Entries provided.
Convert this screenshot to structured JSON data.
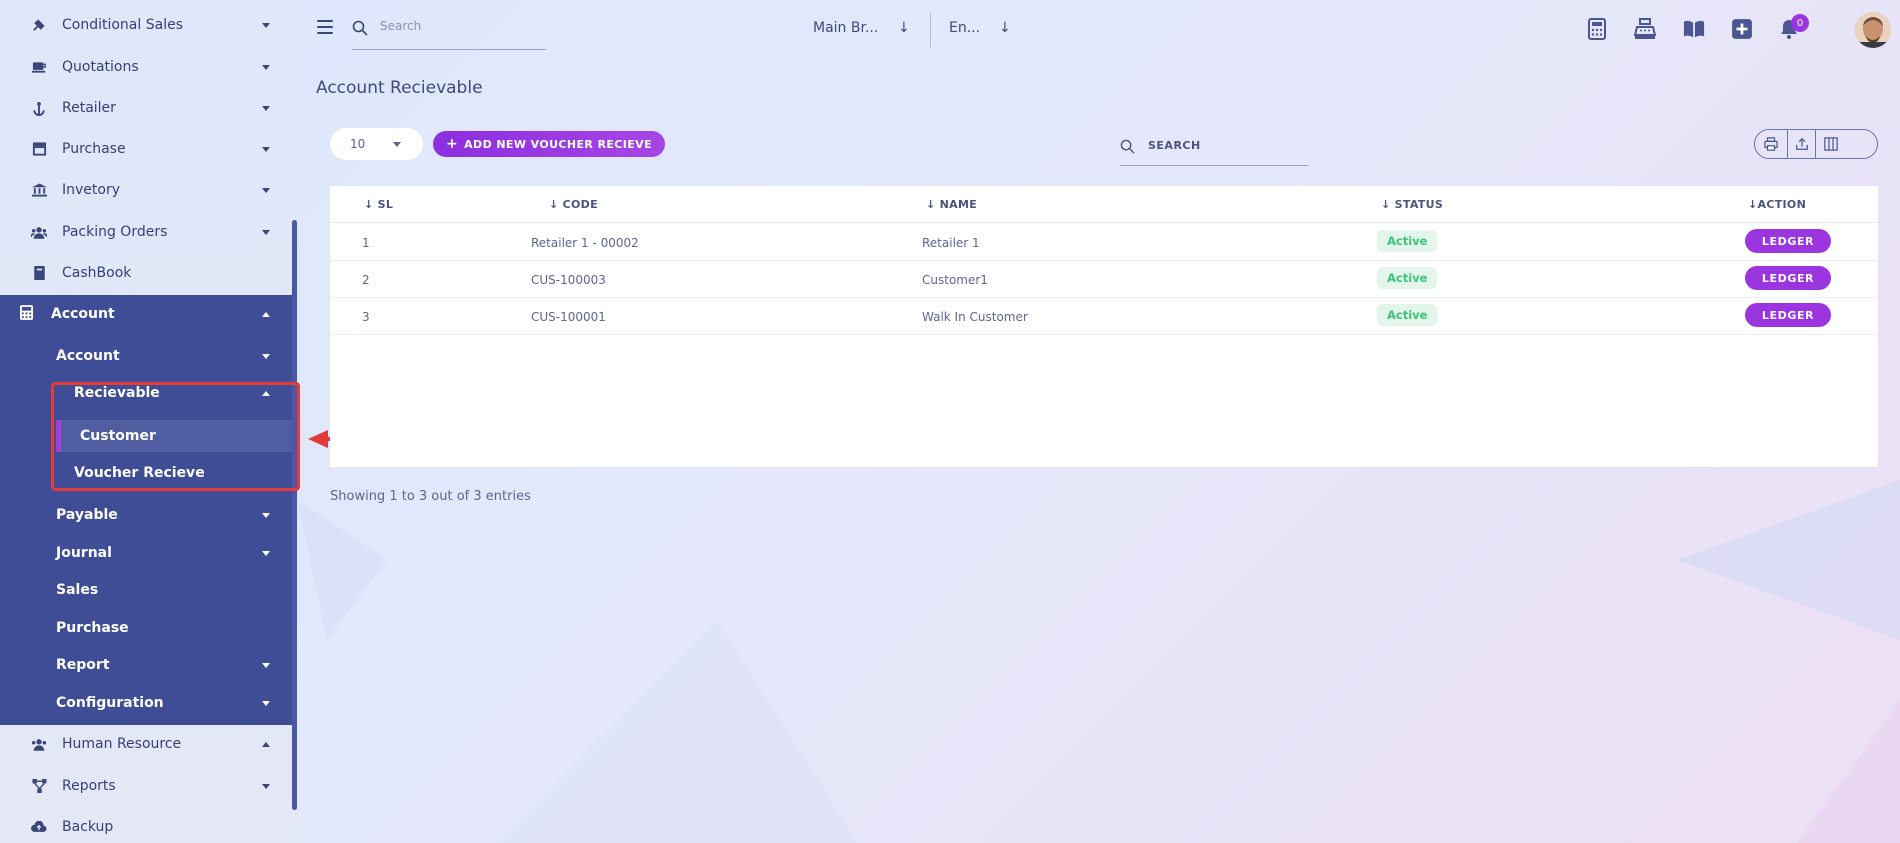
{
  "sidebar": {
    "top_items": [
      {
        "label": "Conditional Sales",
        "icon": "hammer-icon"
      },
      {
        "label": "Quotations",
        "icon": "coffee-icon"
      },
      {
        "label": "Retailer",
        "icon": "anchor-icon"
      },
      {
        "label": "Purchase",
        "icon": "store-icon"
      },
      {
        "label": "Invetory",
        "icon": "bank-icon"
      },
      {
        "label": "Packing Orders",
        "icon": "users-icon"
      },
      {
        "label": "CashBook",
        "icon": "book-icon"
      }
    ],
    "account": {
      "label": "Account",
      "sub": {
        "account": "Account",
        "recievable": "Recievable",
        "customer": "Customer",
        "voucher_recieve": "Voucher Recieve",
        "payable": "Payable",
        "journal": "Journal",
        "sales": "Sales",
        "purchase": "Purchase",
        "report": "Report",
        "configuration": "Configuration"
      }
    },
    "bottom_items": [
      {
        "label": "Human Resource",
        "icon": "users-icon"
      },
      {
        "label": "Reports",
        "icon": "network-icon"
      },
      {
        "label": "Backup",
        "icon": "cloud-upload-icon"
      }
    ]
  },
  "topbar": {
    "search_placeholder": "Search",
    "branch": "Main Br...",
    "language": "En...",
    "notification_count": "0"
  },
  "main": {
    "title": "Account Recievable",
    "page_size": "10",
    "add_button": "ADD NEW VOUCHER RECIEVE",
    "search_placeholder": "SEARCH",
    "columns": {
      "sl": "SL",
      "code": "CODE",
      "name": "NAME",
      "status": "STATUS",
      "action": "ACTION"
    },
    "rows": [
      {
        "sl": "1",
        "code": "Retailer 1 - 00002",
        "name": "Retailer 1",
        "status": "Active",
        "action": "LEDGER"
      },
      {
        "sl": "2",
        "code": "CUS-100003",
        "name": "Customer1",
        "status": "Active",
        "action": "LEDGER"
      },
      {
        "sl": "3",
        "code": "CUS-100001",
        "name": "Walk In Customer",
        "status": "Active",
        "action": "LEDGER"
      }
    ],
    "footer": "Showing 1 to 3 out of 3 entries"
  },
  "colors": {
    "accent": "#9a35e0",
    "sidebar_active": "#3f4c96",
    "status_active": "#3cc47a",
    "annotation": "#e23b3b"
  }
}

Requirement. Repeat all of the records verbatim, leaving out the pictures.

Task answer.
Convert this screenshot to structured JSON data.
{
  "sidebar": {
    "top_items": [
      {
        "label": "Conditional Sales",
        "icon": "hammer-icon"
      },
      {
        "label": "Quotations",
        "icon": "coffee-icon"
      },
      {
        "label": "Retailer",
        "icon": "anchor-icon"
      },
      {
        "label": "Purchase",
        "icon": "store-icon"
      },
      {
        "label": "Invetory",
        "icon": "bank-icon"
      },
      {
        "label": "Packing Orders",
        "icon": "users-icon"
      },
      {
        "label": "CashBook",
        "icon": "book-icon"
      }
    ],
    "account": {
      "label": "Account",
      "sub": {
        "account": "Account",
        "recievable": "Recievable",
        "customer": "Customer",
        "voucher_recieve": "Voucher Recieve",
        "payable": "Payable",
        "journal": "Journal",
        "sales": "Sales",
        "purchase": "Purchase",
        "report": "Report",
        "configuration": "Configuration"
      }
    },
    "bottom_items": [
      {
        "label": "Human Resource",
        "icon": "users-icon"
      },
      {
        "label": "Reports",
        "icon": "network-icon"
      },
      {
        "label": "Backup",
        "icon": "cloud-upload-icon"
      }
    ]
  },
  "topbar": {
    "search_placeholder": "Search",
    "branch": "Main Br...",
    "language": "En...",
    "notification_count": "0"
  },
  "main": {
    "title": "Account Recievable",
    "page_size": "10",
    "add_button": "ADD NEW VOUCHER RECIEVE",
    "search_placeholder": "SEARCH",
    "columns": {
      "sl": "SL",
      "code": "CODE",
      "name": "NAME",
      "status": "STATUS",
      "action": "ACTION"
    },
    "rows": [
      {
        "sl": "1",
        "code": "Retailer 1 - 00002",
        "name": "Retailer 1",
        "status": "Active",
        "action": "LEDGER"
      },
      {
        "sl": "2",
        "code": "CUS-100003",
        "name": "Customer1",
        "status": "Active",
        "action": "LEDGER"
      },
      {
        "sl": "3",
        "code": "CUS-100001",
        "name": "Walk In Customer",
        "status": "Active",
        "action": "LEDGER"
      }
    ],
    "footer": "Showing 1 to 3 out of 3 entries"
  },
  "colors": {
    "accent": "#9a35e0",
    "sidebar_active": "#3f4c96",
    "status_active": "#3cc47a",
    "annotation": "#e23b3b"
  }
}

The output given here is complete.